[Data records]

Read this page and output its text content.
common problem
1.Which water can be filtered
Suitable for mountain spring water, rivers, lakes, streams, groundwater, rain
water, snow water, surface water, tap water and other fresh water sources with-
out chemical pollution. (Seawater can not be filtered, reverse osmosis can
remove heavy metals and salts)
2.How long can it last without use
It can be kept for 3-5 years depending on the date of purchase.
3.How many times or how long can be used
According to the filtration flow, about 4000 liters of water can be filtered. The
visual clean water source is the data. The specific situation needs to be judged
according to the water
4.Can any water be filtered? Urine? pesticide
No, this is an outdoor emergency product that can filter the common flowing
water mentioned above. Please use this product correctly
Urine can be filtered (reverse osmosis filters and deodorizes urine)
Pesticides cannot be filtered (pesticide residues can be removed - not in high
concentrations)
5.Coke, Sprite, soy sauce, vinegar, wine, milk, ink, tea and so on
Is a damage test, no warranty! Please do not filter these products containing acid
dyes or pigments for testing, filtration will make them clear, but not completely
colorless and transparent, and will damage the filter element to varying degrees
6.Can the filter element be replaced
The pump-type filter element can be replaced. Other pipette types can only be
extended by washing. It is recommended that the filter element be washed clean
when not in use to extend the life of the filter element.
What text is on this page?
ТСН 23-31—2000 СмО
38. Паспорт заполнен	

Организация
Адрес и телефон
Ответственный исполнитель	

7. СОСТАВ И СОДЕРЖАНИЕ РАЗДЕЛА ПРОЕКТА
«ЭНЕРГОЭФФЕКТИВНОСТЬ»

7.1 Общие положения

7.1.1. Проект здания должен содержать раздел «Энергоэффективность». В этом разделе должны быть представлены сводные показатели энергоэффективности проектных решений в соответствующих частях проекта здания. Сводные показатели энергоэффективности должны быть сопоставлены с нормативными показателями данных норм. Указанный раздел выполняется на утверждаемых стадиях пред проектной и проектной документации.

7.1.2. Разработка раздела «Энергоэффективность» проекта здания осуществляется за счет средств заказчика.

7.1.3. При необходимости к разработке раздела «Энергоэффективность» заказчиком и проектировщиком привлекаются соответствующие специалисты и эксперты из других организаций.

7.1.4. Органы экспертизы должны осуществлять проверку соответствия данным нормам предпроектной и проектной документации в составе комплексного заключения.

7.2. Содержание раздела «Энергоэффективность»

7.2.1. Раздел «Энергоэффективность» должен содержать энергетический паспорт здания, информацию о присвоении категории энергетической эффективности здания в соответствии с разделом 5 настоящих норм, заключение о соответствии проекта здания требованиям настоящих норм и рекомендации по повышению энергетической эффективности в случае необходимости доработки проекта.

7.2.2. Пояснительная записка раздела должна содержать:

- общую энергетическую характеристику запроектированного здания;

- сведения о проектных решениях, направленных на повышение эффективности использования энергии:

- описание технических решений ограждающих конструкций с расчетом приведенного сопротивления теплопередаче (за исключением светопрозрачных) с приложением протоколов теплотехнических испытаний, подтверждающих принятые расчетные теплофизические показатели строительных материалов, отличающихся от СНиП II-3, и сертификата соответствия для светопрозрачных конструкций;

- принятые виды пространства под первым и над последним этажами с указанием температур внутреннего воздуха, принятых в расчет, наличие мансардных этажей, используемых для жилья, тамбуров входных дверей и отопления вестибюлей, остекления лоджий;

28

→ REQUIRED WORK
Starting at the line that contains "What text is on this page?", quote each remaining line of the entries above, unchanged.

→ EXERCISE OUTPUT
What text is on this page?
ТСН 23-31—2000 СмО
38. Паспорт заполнен	

Организация
Адрес и телефон
Ответственный исполнитель	

7. СОСТАВ И СОДЕРЖАНИЕ РАЗДЕЛА ПРОЕКТА
«ЭНЕРГОЭФФЕКТИВНОСТЬ»

7.1 Общие положения

7.1.1. Проект здания должен содержать раздел «Энергоэффективность». В этом разделе должны быть представлены сводные показатели энергоэффективности проектных решений в соответствующих частях проекта здания. Сводные показатели энергоэффективности должны быть сопоставлены с нормативными показателями данных норм. Указанный раздел выполняется на утверждаемых стадиях пред проектной и проектной документации.

7.1.2. Разработка раздела «Энергоэффективность» проекта здания осуществляется за счет средств заказчика.

7.1.3. При необходимости к разработке раздела «Энергоэффективность» заказчиком и проектировщиком привлекаются соответствующие специалисты и эксперты из других организаций.

7.1.4. Органы экспертизы должны осуществлять проверку соответствия данным нормам предпроектной и проектной документации в составе комплексного заключения.

7.2. Содержание раздела «Энергоэффективность»

7.2.1. Раздел «Энергоэффективность» должен содержать энергетический паспорт здания, информацию о присвоении категории энергетической эффективности здания в соответствии с разделом 5 настоящих норм, заключение о соответствии проекта здания требованиям настоящих норм и рекомендации по повышению энергетической эффективности в случае необходимости доработки проекта.

7.2.2. Пояснительная записка раздела должна содержать:

- общую энергетическую характеристику запроектированного здания;

- сведения о проектных решениях, направленных на повышение эффективности использования энергии:

- описание технических решений ограждающих конструкций с расчетом приведенного сопротивления теплопередаче (за исключением светопрозрачных) с приложением протоколов теплотехнических испытаний, подтверждающих принятые расчетные теплофизические показатели строительных материалов, отличающихся от СНиП II-3, и сертификата соответствия для светопрозрачных конструкций;

- принятые виды пространства под первым и над последним этажами с указанием температур внутреннего воздуха, принятых в расчет, наличие мансардных этажей, используемых для жилья, тамбуров входных дверей и отопления вестибюлей, остекления лоджий;

28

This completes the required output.